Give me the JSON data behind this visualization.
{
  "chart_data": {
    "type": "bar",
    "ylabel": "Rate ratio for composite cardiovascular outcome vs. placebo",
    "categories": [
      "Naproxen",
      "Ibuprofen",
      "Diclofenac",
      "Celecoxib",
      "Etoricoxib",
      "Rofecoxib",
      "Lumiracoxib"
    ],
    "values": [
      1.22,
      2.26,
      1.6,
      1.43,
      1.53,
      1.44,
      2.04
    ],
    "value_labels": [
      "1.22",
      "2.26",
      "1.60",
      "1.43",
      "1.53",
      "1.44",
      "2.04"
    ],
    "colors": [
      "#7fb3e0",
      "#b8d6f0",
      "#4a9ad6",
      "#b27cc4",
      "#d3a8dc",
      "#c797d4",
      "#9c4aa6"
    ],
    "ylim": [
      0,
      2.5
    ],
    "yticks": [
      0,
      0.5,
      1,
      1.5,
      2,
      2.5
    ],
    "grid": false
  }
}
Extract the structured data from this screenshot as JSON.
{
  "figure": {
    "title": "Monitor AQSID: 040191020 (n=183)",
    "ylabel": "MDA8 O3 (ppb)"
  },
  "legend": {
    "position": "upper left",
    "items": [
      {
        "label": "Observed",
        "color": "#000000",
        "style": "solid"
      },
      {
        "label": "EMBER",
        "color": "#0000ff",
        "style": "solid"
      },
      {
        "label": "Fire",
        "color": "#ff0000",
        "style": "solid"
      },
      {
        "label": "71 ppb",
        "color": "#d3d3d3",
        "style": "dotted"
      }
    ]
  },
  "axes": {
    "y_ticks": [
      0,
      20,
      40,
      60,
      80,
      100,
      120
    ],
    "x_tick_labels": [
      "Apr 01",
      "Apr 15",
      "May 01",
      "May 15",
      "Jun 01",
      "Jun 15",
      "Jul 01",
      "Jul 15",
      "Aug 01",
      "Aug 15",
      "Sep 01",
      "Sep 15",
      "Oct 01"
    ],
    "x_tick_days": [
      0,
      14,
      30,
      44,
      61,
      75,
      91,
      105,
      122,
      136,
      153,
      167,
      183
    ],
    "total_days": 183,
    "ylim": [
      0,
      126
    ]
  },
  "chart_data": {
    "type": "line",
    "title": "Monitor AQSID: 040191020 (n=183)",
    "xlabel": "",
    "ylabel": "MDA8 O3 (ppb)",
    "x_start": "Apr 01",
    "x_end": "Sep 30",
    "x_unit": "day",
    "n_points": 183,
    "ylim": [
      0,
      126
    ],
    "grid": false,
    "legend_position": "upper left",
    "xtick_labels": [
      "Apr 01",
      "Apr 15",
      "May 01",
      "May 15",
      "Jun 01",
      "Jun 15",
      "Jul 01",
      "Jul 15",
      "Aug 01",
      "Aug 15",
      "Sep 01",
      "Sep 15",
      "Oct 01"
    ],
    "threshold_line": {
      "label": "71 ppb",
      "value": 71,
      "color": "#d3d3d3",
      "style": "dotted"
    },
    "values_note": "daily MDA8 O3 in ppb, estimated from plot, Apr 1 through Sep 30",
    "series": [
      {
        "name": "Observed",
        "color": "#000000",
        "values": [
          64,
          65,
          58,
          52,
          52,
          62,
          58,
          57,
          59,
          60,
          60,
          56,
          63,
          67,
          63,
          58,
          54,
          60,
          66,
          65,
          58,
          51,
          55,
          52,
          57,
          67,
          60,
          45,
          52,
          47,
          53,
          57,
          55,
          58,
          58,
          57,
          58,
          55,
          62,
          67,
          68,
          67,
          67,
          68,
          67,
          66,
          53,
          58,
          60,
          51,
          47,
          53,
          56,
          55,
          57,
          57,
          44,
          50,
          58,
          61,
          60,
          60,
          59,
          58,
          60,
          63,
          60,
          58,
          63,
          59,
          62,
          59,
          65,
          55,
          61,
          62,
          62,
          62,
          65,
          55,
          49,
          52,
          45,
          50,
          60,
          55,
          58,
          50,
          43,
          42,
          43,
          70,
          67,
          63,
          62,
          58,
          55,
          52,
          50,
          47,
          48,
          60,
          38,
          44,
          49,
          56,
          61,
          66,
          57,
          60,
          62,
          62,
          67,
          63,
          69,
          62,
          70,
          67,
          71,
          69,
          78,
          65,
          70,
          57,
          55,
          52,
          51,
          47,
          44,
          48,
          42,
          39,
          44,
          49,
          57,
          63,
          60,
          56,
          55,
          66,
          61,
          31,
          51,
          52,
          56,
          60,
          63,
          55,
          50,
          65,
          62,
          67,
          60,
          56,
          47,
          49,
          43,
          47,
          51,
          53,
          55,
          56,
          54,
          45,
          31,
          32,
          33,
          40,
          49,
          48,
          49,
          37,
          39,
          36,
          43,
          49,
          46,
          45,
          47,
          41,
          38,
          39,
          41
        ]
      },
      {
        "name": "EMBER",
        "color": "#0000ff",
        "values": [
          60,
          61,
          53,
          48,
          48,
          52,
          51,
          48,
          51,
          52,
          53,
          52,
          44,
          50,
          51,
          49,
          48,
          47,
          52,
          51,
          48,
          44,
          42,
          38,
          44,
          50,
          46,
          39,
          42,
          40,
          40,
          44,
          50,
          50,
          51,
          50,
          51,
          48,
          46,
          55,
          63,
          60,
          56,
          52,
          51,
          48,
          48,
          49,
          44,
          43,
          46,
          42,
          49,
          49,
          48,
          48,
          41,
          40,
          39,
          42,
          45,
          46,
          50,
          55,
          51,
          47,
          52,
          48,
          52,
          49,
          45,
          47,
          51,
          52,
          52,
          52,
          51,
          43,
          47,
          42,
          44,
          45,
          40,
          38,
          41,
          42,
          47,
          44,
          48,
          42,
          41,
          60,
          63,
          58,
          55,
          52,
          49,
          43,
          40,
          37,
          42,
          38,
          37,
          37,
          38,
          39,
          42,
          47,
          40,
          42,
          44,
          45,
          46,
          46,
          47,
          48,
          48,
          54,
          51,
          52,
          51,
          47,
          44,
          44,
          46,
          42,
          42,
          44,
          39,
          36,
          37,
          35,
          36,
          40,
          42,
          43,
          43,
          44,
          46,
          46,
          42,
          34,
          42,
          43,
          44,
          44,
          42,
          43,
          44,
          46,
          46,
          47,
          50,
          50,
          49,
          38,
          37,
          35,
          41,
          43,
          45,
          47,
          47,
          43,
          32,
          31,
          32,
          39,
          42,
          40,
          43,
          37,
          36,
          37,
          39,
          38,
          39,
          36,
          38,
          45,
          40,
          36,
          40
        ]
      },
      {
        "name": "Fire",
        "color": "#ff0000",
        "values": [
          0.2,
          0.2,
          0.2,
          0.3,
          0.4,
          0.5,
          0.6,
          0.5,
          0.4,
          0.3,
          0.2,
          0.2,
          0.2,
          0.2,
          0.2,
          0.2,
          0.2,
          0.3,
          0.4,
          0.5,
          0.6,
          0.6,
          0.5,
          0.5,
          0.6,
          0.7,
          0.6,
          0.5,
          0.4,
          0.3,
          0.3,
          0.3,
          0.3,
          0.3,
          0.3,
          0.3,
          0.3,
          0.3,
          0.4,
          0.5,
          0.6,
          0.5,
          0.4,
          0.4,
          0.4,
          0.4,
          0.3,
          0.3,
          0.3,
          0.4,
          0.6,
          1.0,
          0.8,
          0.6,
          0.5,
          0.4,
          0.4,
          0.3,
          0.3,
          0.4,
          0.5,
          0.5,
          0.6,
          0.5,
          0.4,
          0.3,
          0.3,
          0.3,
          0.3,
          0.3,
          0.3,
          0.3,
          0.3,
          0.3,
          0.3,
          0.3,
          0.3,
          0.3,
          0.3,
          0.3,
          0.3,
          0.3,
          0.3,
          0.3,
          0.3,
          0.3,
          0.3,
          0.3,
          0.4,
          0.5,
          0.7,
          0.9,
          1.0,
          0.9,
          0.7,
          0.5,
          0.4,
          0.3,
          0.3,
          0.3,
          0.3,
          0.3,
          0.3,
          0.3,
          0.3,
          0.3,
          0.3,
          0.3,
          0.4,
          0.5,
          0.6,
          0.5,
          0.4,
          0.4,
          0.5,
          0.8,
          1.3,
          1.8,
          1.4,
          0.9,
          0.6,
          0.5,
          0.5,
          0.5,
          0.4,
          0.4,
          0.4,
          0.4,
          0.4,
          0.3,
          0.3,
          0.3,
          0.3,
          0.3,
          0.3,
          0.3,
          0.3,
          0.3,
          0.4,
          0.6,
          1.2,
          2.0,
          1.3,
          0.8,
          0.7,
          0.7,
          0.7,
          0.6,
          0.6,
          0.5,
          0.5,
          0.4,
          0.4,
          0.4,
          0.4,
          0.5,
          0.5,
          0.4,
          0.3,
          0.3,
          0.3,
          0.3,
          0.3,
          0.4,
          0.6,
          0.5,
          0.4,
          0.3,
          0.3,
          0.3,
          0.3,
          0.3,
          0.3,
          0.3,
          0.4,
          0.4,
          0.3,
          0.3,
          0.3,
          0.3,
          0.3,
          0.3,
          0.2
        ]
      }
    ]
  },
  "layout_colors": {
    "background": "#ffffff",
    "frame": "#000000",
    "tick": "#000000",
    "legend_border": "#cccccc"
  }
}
# # # # # # #
### Request
Filter the listing above for the string "this" and copy every matching line.

### Correct result
Give me the JSON data behind this visualization.
Extract the structured data from this screenshot as JSON.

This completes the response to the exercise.